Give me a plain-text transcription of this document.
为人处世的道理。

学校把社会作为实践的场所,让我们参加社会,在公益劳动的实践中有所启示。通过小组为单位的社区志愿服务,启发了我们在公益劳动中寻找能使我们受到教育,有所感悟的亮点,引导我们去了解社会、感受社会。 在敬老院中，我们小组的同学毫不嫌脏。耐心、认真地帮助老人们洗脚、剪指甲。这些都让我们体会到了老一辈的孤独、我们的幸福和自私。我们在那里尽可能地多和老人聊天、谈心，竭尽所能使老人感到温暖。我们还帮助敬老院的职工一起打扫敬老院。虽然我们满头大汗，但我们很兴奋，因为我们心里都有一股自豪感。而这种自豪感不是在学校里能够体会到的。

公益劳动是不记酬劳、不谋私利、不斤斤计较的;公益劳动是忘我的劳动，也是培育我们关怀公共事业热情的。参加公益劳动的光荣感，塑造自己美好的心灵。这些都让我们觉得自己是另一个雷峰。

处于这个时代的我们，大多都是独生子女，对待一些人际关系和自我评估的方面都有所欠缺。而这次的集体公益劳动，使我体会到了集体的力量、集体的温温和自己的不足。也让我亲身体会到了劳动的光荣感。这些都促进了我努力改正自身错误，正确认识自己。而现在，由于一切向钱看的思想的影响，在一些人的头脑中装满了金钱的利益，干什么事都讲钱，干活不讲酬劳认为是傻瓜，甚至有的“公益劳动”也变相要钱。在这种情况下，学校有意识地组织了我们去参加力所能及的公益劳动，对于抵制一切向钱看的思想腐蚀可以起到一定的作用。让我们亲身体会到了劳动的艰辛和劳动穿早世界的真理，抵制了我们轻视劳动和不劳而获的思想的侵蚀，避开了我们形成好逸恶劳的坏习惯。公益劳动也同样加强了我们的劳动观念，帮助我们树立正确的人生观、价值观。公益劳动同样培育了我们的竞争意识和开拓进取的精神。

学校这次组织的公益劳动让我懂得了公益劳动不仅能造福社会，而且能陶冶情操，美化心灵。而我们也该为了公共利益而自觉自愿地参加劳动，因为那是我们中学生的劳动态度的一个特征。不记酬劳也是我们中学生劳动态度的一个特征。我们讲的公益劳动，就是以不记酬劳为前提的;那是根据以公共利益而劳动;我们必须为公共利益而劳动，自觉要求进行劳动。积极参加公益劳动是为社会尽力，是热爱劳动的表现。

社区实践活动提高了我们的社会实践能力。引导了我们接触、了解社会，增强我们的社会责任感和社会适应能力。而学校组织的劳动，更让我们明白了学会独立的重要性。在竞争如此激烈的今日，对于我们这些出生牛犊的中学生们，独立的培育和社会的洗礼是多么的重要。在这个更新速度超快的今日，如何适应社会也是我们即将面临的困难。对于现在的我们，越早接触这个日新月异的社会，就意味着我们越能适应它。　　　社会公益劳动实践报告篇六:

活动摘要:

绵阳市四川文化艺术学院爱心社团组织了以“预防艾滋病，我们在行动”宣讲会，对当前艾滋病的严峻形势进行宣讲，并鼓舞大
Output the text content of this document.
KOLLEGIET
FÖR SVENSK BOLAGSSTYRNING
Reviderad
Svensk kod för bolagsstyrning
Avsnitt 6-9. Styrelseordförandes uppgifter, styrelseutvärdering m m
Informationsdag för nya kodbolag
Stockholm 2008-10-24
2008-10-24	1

◇ ◇ ◇ ◇

DIRECTIVE -> Tally the lines that hold the string "this" and state the total, nothing more.

OUTPUT BELOW -> 2